Please format every line of the items below as a JSON list of strings, one string per line, with blank lines dropped. Leave the pictures out of your answer.

══ GIVEN RECORDS ══

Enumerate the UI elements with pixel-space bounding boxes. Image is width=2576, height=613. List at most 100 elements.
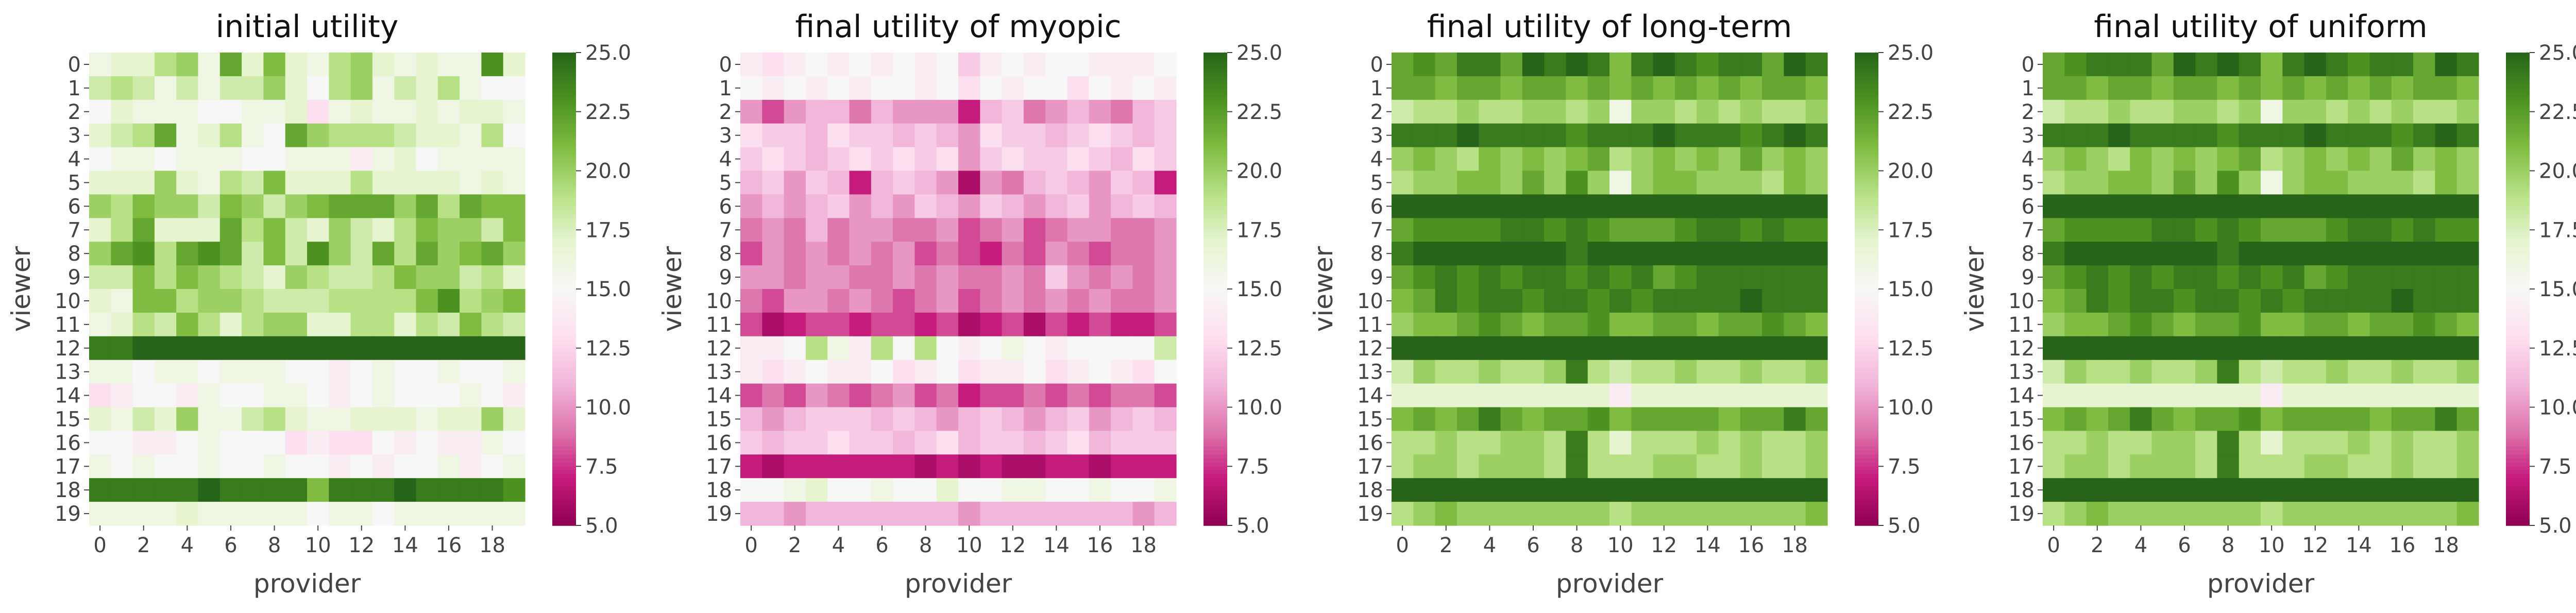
- heatmap-cell: [1067, 289, 1090, 313]
- heatmap-cell: [849, 289, 872, 313]
- heatmap-cell: [2261, 53, 2283, 77]
- heatmap-cell: [1067, 218, 1090, 242]
- heatmap-cell: [198, 383, 221, 408]
- heatmap-cell: [2348, 360, 2370, 384]
- heatmap-cell: [980, 194, 1003, 218]
- colorbar-segment: [2506, 293, 2530, 298]
- heatmap-cell: [1413, 123, 1436, 148]
- heatmap-cell: [2282, 454, 2305, 479]
- heatmap-cell: [416, 242, 438, 266]
- heatmap-cell: [1805, 478, 1828, 502]
- heatmap-cell: [132, 431, 155, 455]
- heatmap-cell: [2064, 171, 2087, 195]
- heatmap-cell: [871, 171, 893, 195]
- heatmap-cell: [1413, 383, 1436, 408]
- heatmap-cell: [871, 454, 893, 479]
- colorbar-segment: [552, 249, 576, 254]
- colorbar-segment: [2506, 391, 2530, 396]
- heatmap-cell: [1522, 53, 1545, 77]
- heatmap-cell: [1392, 289, 1414, 313]
- y-tick-label: 15: [1357, 407, 1383, 431]
- heatmap-cell: [111, 312, 133, 337]
- heatmap-cell: [740, 123, 762, 148]
- colorbar-segment: [2506, 435, 2530, 439]
- heatmap-cell: [350, 76, 373, 100]
- heatmap-cell: [198, 478, 221, 502]
- heatmap-cell: [1674, 478, 1697, 502]
- heatmap-cell: [1740, 76, 1762, 100]
- heatmap-cell: [784, 336, 806, 361]
- heatmap-cell: [2239, 53, 2261, 77]
- heatmap-cell: [805, 76, 828, 100]
- heatmap-cell: [2130, 502, 2153, 526]
- heatmap-cell: [2217, 194, 2240, 218]
- heatmap-cell: [2435, 360, 2458, 384]
- colorbar-segment: [1204, 111, 1227, 116]
- heatmap-cell: [1631, 383, 1654, 408]
- heatmap-cell: [893, 123, 915, 148]
- heatmap-cell: [437, 312, 460, 337]
- heatmap-cell: [2369, 265, 2392, 290]
- heatmap-cell: [2239, 171, 2261, 195]
- colorbar-segment: [1204, 399, 1227, 404]
- heatmap-cell: [1762, 265, 1784, 290]
- heatmap-cell: [132, 171, 155, 195]
- heatmap-cell: [784, 265, 806, 290]
- colorbar-segment: [1204, 324, 1227, 329]
- heatmap-cell: [1111, 194, 1133, 218]
- colorbar-segment: [552, 104, 576, 108]
- heatmap-cell: [89, 147, 111, 172]
- heatmap-cell: [176, 147, 199, 172]
- heatmap-cell: [329, 407, 351, 431]
- colorbar-segment: [552, 387, 576, 392]
- heatmap-cell: [740, 218, 762, 242]
- heatmap-cell: [1392, 336, 1414, 361]
- heatmap-cell: [2261, 123, 2283, 148]
- heatmap-cell: [1045, 265, 1068, 290]
- heatmap-cell: [1609, 383, 1632, 408]
- heatmap-cell: [1762, 171, 1784, 195]
- heatmap-cell: [111, 265, 133, 290]
- colorbar-segment: [552, 435, 576, 439]
- heatmap-cell: [2348, 171, 2370, 195]
- colorbar-segment: [552, 190, 576, 195]
- heatmap-cell: [2108, 431, 2130, 455]
- heatmap-cell: [1522, 99, 1545, 124]
- heatmap-cell: [827, 454, 850, 479]
- heatmap-cell: [437, 171, 460, 195]
- heatmap-cell: [111, 53, 133, 77]
- heatmap-cell: [2217, 360, 2240, 384]
- heatmap-cell: [2456, 312, 2479, 337]
- heatmap-cell: [1413, 431, 1436, 455]
- heatmap-cell: [2435, 99, 2458, 124]
- colorbar-segment: [1204, 297, 1227, 301]
- colorbar-segment: [552, 135, 576, 140]
- heatmap-cell: [849, 194, 872, 218]
- heatmap-cell: [2043, 383, 2065, 408]
- heatmap-cell: [2369, 431, 2392, 455]
- heatmap-cell: [1544, 454, 1566, 479]
- heatmap-cell: [2391, 383, 2414, 408]
- heatmap-cell: [1522, 289, 1545, 313]
- heatmap-cell: [416, 194, 438, 218]
- heatmap-cell: [2304, 454, 2327, 479]
- heatmap-cell: [350, 147, 373, 172]
- colorbar-segment: [1855, 517, 1878, 522]
- heatmap-cell: [784, 454, 806, 479]
- heatmap-cell: [1609, 242, 1632, 266]
- heatmap-cell: [2326, 383, 2348, 408]
- heatmap-cell: [2326, 123, 2348, 148]
- colorbar-segment: [2506, 56, 2530, 61]
- heatmap-cell: [2391, 123, 2414, 148]
- heatmap-cell: [1154, 194, 1177, 218]
- heatmap-cell: [936, 360, 959, 384]
- colorbar-segment: [552, 517, 576, 522]
- heatmap-cell: [1587, 312, 1610, 337]
- y-tick-label: 10: [2008, 290, 2035, 313]
- heatmap-cell: [154, 53, 177, 77]
- heatmap-cell: [936, 383, 959, 408]
- colorbar-segment: [1204, 391, 1227, 396]
- heatmap-cell: [1522, 431, 1545, 455]
- heatmap-cell: [936, 218, 959, 242]
- heatmap-cell: [1674, 502, 1697, 526]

═══

FINAL ANSWER
[
  "Enumerate the UI elements with pixel-space bounding boxes. Image is width=2576, height=613. List at most 100 elements.",
  "- heatmap-cell: [1067, 289, 1090, 313]",
  "- heatmap-cell: [849, 289, 872, 313]",
  "- heatmap-cell: [2261, 53, 2283, 77]",
  "- heatmap-cell: [1067, 218, 1090, 242]",
  "- heatmap-cell: [198, 383, 221, 408]",
  "- heatmap-cell: [2348, 360, 2370, 384]",
  "- heatmap-cell: [980, 194, 1003, 218]",
  "- colorbar-segment: [2506, 293, 2530, 298]",
  "- heatmap-cell: [1413, 123, 1436, 148]",
  "- heatmap-cell: [2282, 454, 2305, 479]",
  "- heatmap-cell: [416, 242, 438, 266]",
  "- heatmap-cell: [1805, 478, 1828, 502]",
  "- heatmap-cell: [132, 431, 155, 455]",
  "- heatmap-cell: [2064, 171, 2087, 195]",
  "- heatmap-cell: [871, 171, 893, 195]",
  "- heatmap-cell: [1413, 383, 1436, 408]",
  "- heatmap-cell: [871, 454, 893, 479]",
  "- colorbar-segment: [552, 249, 576, 254]",
  "- colorbar-segment: [2506, 391, 2530, 396]",
  "- heatmap-cell: [1522, 53, 1545, 77]",
  "- heatmap-cell: [1392, 289, 1414, 313]",
  "- y-tick-label: 15: [1357, 407, 1383, 431]",
  "- heatmap-cell: [111, 312, 133, 337]",
  "- heatmap-cell: [740, 123, 762, 148]",
  "- colorbar-segment: [2506, 435, 2530, 439]",
  "- heatmap-cell: [350, 76, 373, 100]",
  "- heatmap-cell: [198, 478, 221, 502]",
  "- heatmap-cell: [1674, 478, 1697, 502]",
  "- heatmap-cell: [1740, 76, 1762, 100]",
  "- heatmap-cell: [784, 336, 806, 361]",
  "- heatmap-cell: [2239, 53, 2261, 77]",
  "- heatmap-cell: [805, 76, 828, 100]",
  "- heatmap-cell: [2130, 502, 2153, 526]",
  "- heatmap-cell: [2217, 194, 2240, 218]",
  "- heatmap-cell: [2435, 360, 2458, 384]",
  "- colorbar-segment: [1204, 111, 1227, 116]",
  "- heatmap-cell: [1631, 383, 1654, 408]",
  "- heatmap-cell: [893, 123, 915, 148]",
  "- heatmap-cell: [437, 312, 460, 337]",
  "- heatmap-cell: [2369, 265, 2392, 290]",
  "- heatmap-cell: [2239, 171, 2261, 195]",
  "- colorbar-segment: [1204, 399, 1227, 404]",
  "- heatmap-cell: [1762, 265, 1784, 290]",
  "- heatmap-cell: [132, 171, 155, 195]",
  "- heatmap-cell: [784, 265, 806, 290]",
  "- colorbar-segment: [1204, 324, 1227, 329]",
  "- heatmap-cell: [1111, 194, 1133, 218]",
  "- colorbar-segment: [552, 104, 576, 108]",
  "- heatmap-cell: [89, 147, 111, 172]",
  "- heatmap-cell: [176, 147, 199, 172]",
  "- heatmap-cell: [329, 407, 351, 431]",
  "- colorbar-segment: [552, 387, 576, 392]",
  "- heatmap-cell: [740, 218, 762, 242]",
  "- heatmap-cell: [1392, 336, 1414, 361]",
  "- heatmap-cell: [2261, 123, 2283, 148]",
  "- heatmap-cell: [1045, 265, 1068, 290]",
  "- heatmap-cell: [1609, 383, 1632, 408]",
  "- heatmap-cell: [1762, 171, 1784, 195]",
  "- heatmap-cell: [111, 265, 133, 290]",
  "- colorbar-segment: [552, 435, 576, 439]",
  "- heatmap-cell: [2348, 171, 2370, 195]",
  "- colorbar-segment: [552, 190, 576, 195]",
  "- heatmap-cell: [2108, 431, 2130, 455]",
  "- heatmap-cell: [1522, 99, 1545, 124]",
  "- heatmap-cell: [827, 454, 850, 479]",
  "- heatmap-cell: [437, 171, 460, 195]",
  "- heatmap-cell: [111, 53, 133, 77]",
  "- heatmap-cell: [2217, 360, 2240, 384]",
  "- heatmap-cell: [2456, 312, 2479, 337]",
  "- heatmap-cell: [1413, 431, 1436, 455]",
  "- heatmap-cell: [2435, 99, 2458, 124]",
  "- colorbar-segment: [1204, 297, 1227, 301]",
  "- colorbar-segment: [552, 135, 576, 140]",
  "- heatmap-cell: [849, 194, 872, 218]",
  "- heatmap-cell: [2043, 383, 2065, 408]",
  "- heatmap-cell: [2369, 431, 2392, 455]",
  "- heatmap-cell: [1544, 454, 1566, 479]",
  "- heatmap-cell: [2391, 383, 2414, 408]",
  "- heatmap-cell: [1522, 289, 1545, 313]",
  "- heatmap-cell: [416, 194, 438, 218]",
  "- heatmap-cell: [2304, 454, 2327, 479]",
  "- heatmap-cell: [350, 147, 373, 172]",
  "- colorbar-segment: [1855, 517, 1878, 522]",
  "- heatmap-cell: [784, 454, 806, 479]",
  "- heatmap-cell: [1609, 242, 1632, 266]",
  "- heatmap-cell: [2326, 383, 2348, 408]",
  "- heatmap-cell: [2326, 123, 2348, 148]",
  "- colorbar-segment: [2506, 56, 2530, 61]",
  "- heatmap-cell: [2391, 123, 2414, 148]",
  "- heatmap-cell: [1154, 194, 1177, 218]",
  "- heatmap-cell: [936, 360, 959, 384]",
  "- colorbar-segment: [552, 517, 576, 522]",
  "- heatmap-cell: [1587, 312, 1610, 337]",
  "- y-tick-label: 10: [2008, 290, 2035, 313]",
  "- heatmap-cell: [154, 53, 177, 77]",
  "- heatmap-cell: [936, 383, 959, 408]",
  "- colorbar-segment: [1204, 391, 1227, 396]",
  "- heatmap-cell: [1522, 431, 1545, 455]",
  "- heatmap-cell: [936, 218, 959, 242]",
  "- heatmap-cell: [1674, 502, 1697, 526]"
]